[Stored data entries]
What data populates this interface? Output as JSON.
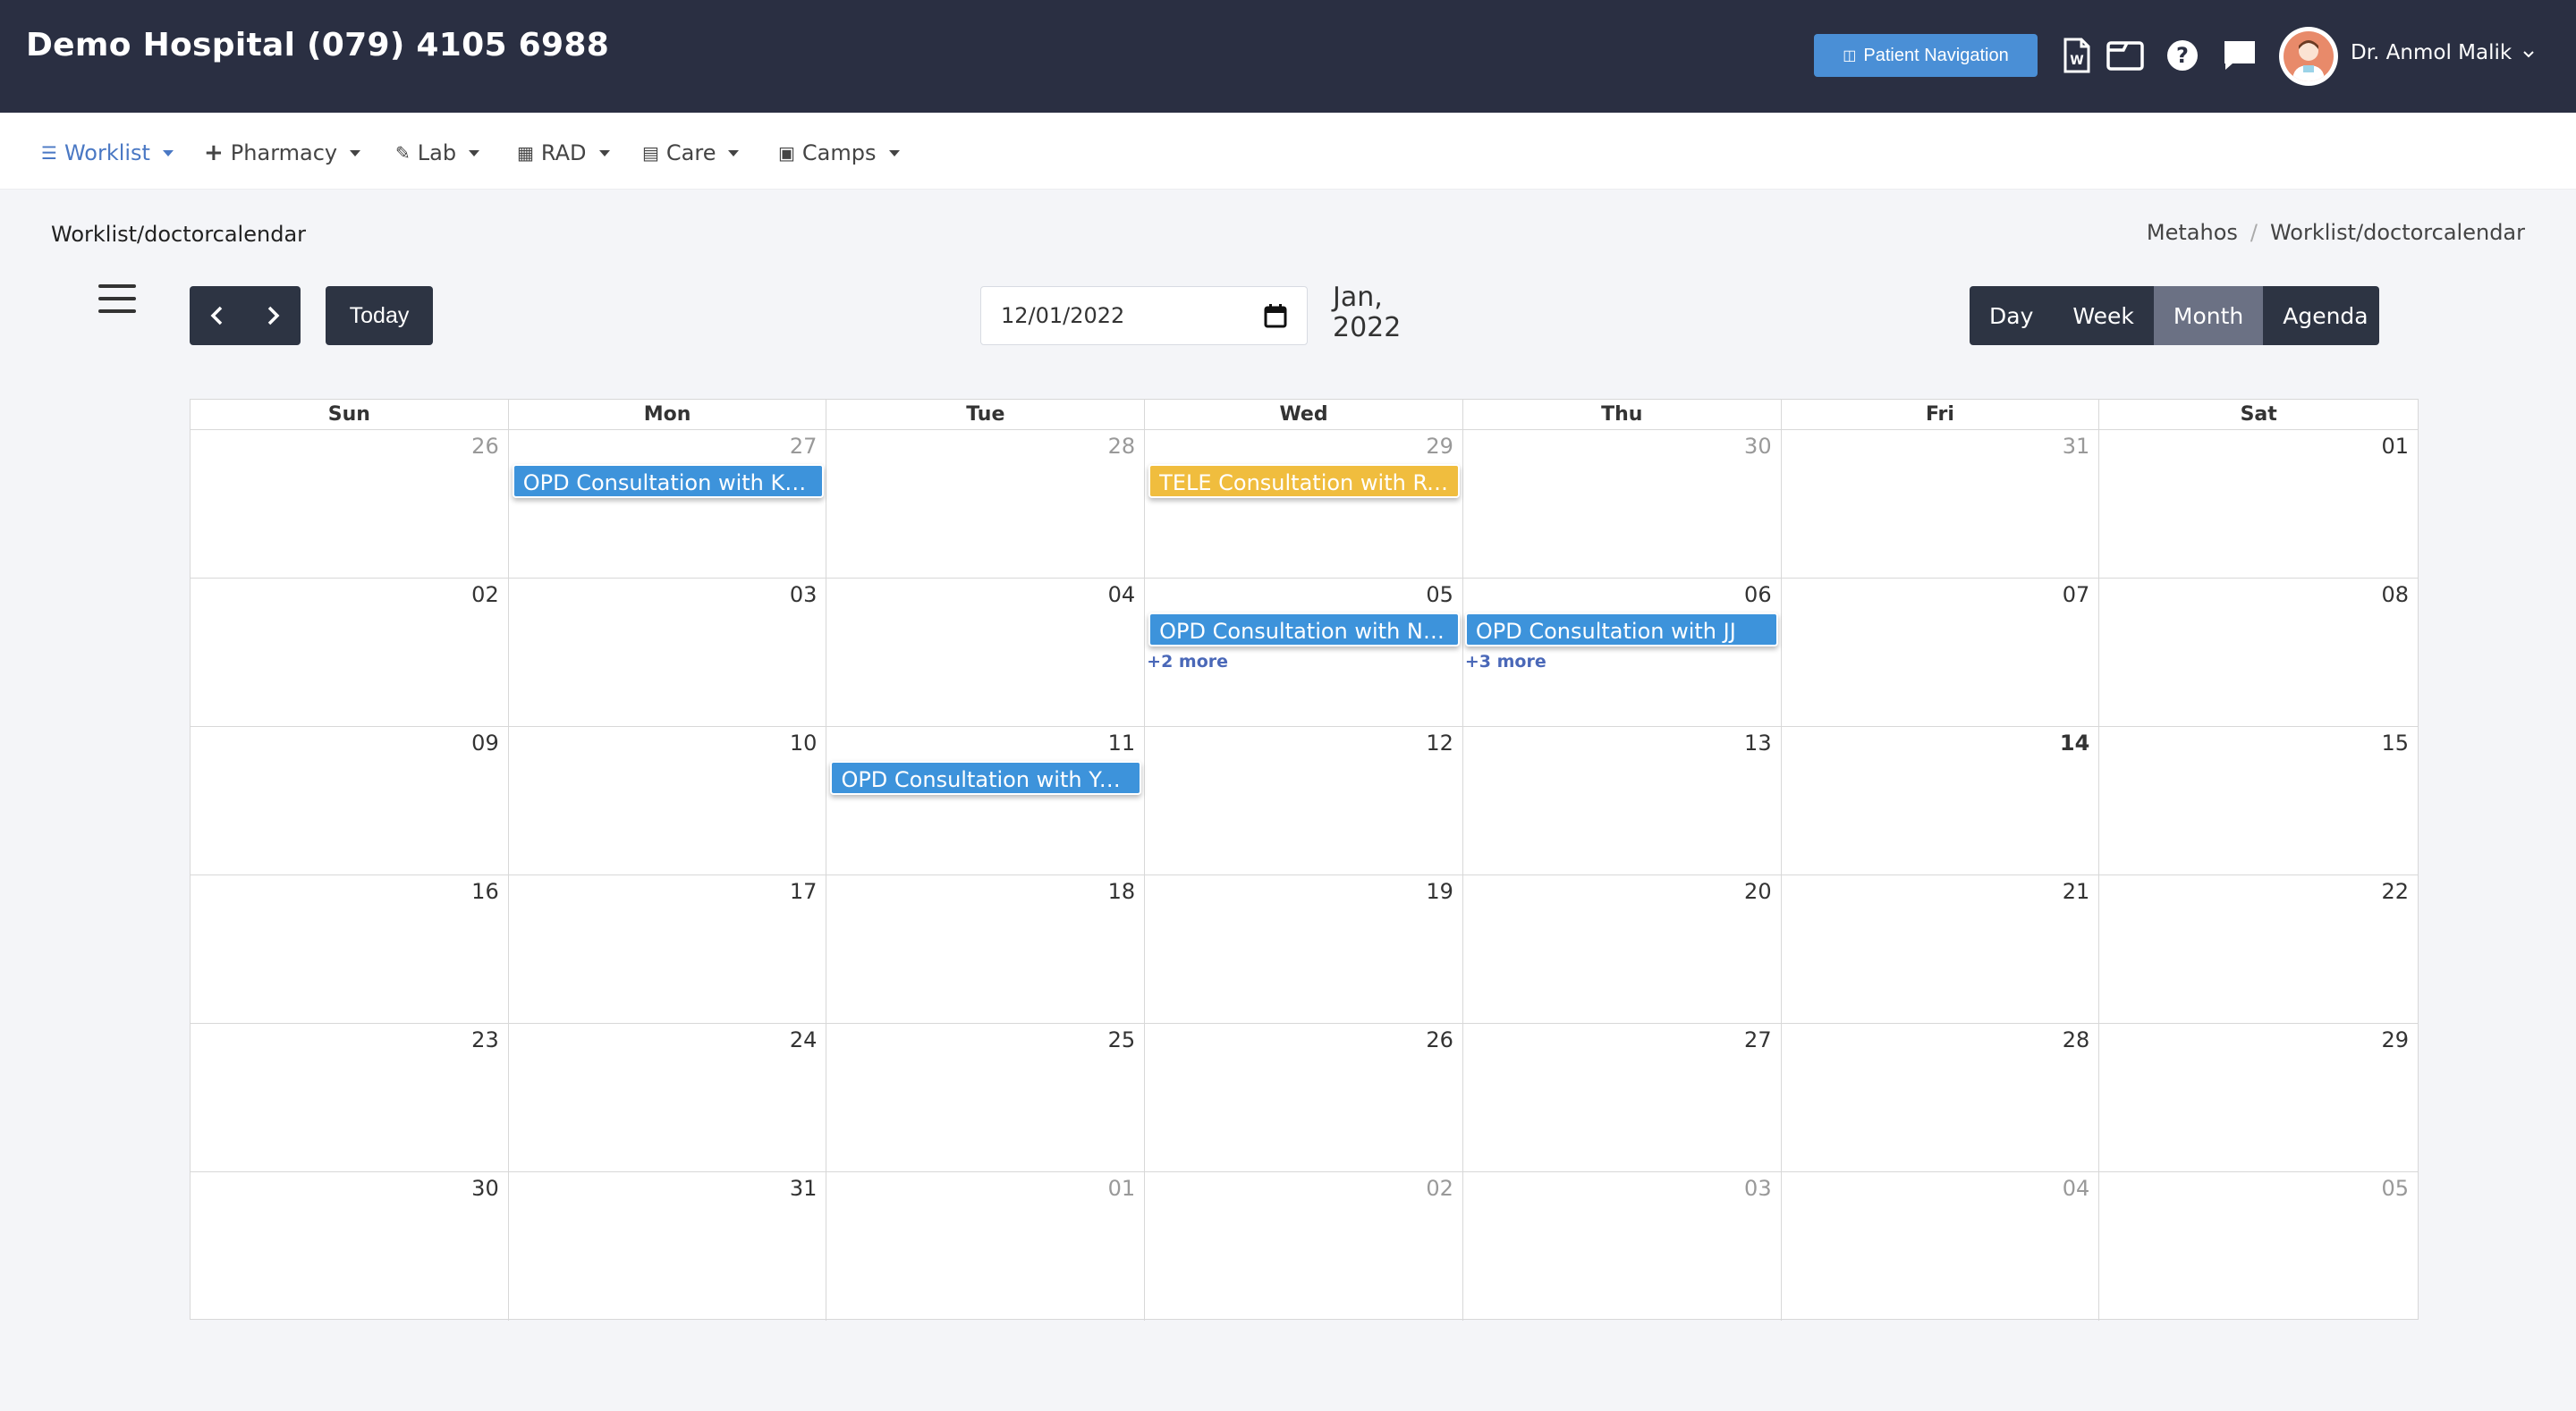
{
  "header": {
    "title": "Demo Hospital (079) 4105 6988",
    "patient_nav_label": "Patient Navigation",
    "user_name": "Dr. Anmol Malik"
  },
  "menu": [
    {
      "label": "Worklist",
      "icon": "list-icon"
    },
    {
      "label": "Pharmacy",
      "icon": "plus-icon"
    },
    {
      "label": "Lab",
      "icon": "pencil-icon"
    },
    {
      "label": "RAD",
      "icon": "film-icon"
    },
    {
      "label": "Care",
      "icon": "bed-icon"
    },
    {
      "label": "Camps",
      "icon": "briefcase-icon"
    }
  ],
  "breadcrumb": {
    "page": "Worklist/doctorcalendar",
    "root": "Metahos",
    "sep": "/",
    "current": "Worklist/doctorcalendar"
  },
  "toolbar": {
    "today_label": "Today",
    "date_value": "12/01/2022",
    "month_label": "Jan, 2022",
    "views": [
      "Day",
      "Week",
      "Month",
      "Agenda"
    ],
    "active_view": "Month"
  },
  "calendar": {
    "weekdays": [
      "Sun",
      "Mon",
      "Tue",
      "Wed",
      "Thu",
      "Fri",
      "Sat"
    ],
    "weeks": [
      [
        "26",
        "27",
        "28",
        "29",
        "30",
        "31",
        "01"
      ],
      [
        "02",
        "03",
        "04",
        "05",
        "06",
        "07",
        "08"
      ],
      [
        "09",
        "10",
        "11",
        "12",
        "13",
        "14",
        "15"
      ],
      [
        "16",
        "17",
        "18",
        "19",
        "20",
        "21",
        "22"
      ],
      [
        "23",
        "24",
        "25",
        "26",
        "27",
        "28",
        "29"
      ],
      [
        "30",
        "31",
        "01",
        "02",
        "03",
        "04",
        "05"
      ]
    ],
    "events": [
      {
        "label": "OPD Consultation with Kris...",
        "type": "opd"
      },
      {
        "label": "TELE Consultation with Rek...",
        "type": "tele"
      },
      {
        "label": "OPD Consultation with Nish...",
        "type": "opd"
      },
      {
        "label": "OPD Consultation with JJ",
        "type": "opd"
      },
      {
        "label": "OPD Consultation with Yell...",
        "type": "opd"
      }
    ],
    "more_links": [
      "+2 more",
      "+3 more"
    ]
  },
  "colors": {
    "header_bg": "#2a2f42",
    "accent": "#4a8fd6",
    "opd_event": "#3d93db",
    "tele_event": "#f0bd3e",
    "active_menu": "#4a78c4"
  }
}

**GIVEN REQUEST**
Exactly as written, return every line of the listing, but not the pictures.

**ANSWER FOR THIS EXERCISE**
What data populates this interface? Output as JSON.
{
  "header": {
    "title": "Demo Hospital (079) 4105 6988",
    "patient_nav_label": "Patient Navigation",
    "user_name": "Dr. Anmol Malik"
  },
  "menu": [
    {
      "label": "Worklist",
      "icon": "list-icon"
    },
    {
      "label": "Pharmacy",
      "icon": "plus-icon"
    },
    {
      "label": "Lab",
      "icon": "pencil-icon"
    },
    {
      "label": "RAD",
      "icon": "film-icon"
    },
    {
      "label": "Care",
      "icon": "bed-icon"
    },
    {
      "label": "Camps",
      "icon": "briefcase-icon"
    }
  ],
  "breadcrumb": {
    "page": "Worklist/doctorcalendar",
    "root": "Metahos",
    "sep": "/",
    "current": "Worklist/doctorcalendar"
  },
  "toolbar": {
    "today_label": "Today",
    "date_value": "12/01/2022",
    "month_label": "Jan, 2022",
    "views": [
      "Day",
      "Week",
      "Month",
      "Agenda"
    ],
    "active_view": "Month"
  },
  "calendar": {
    "weekdays": [
      "Sun",
      "Mon",
      "Tue",
      "Wed",
      "Thu",
      "Fri",
      "Sat"
    ],
    "weeks": [
      [
        "26",
        "27",
        "28",
        "29",
        "30",
        "31",
        "01"
      ],
      [
        "02",
        "03",
        "04",
        "05",
        "06",
        "07",
        "08"
      ],
      [
        "09",
        "10",
        "11",
        "12",
        "13",
        "14",
        "15"
      ],
      [
        "16",
        "17",
        "18",
        "19",
        "20",
        "21",
        "22"
      ],
      [
        "23",
        "24",
        "25",
        "26",
        "27",
        "28",
        "29"
      ],
      [
        "30",
        "31",
        "01",
        "02",
        "03",
        "04",
        "05"
      ]
    ],
    "events": [
      {
        "label": "OPD Consultation with Kris...",
        "type": "opd"
      },
      {
        "label": "TELE Consultation with Rek...",
        "type": "tele"
      },
      {
        "label": "OPD Consultation with Nish...",
        "type": "opd"
      },
      {
        "label": "OPD Consultation with JJ",
        "type": "opd"
      },
      {
        "label": "OPD Consultation with Yell...",
        "type": "opd"
      }
    ],
    "more_links": [
      "+2 more",
      "+3 more"
    ]
  },
  "colors": {
    "header_bg": "#2a2f42",
    "accent": "#4a8fd6",
    "opd_event": "#3d93db",
    "tele_event": "#f0bd3e",
    "active_menu": "#4a78c4"
  }
}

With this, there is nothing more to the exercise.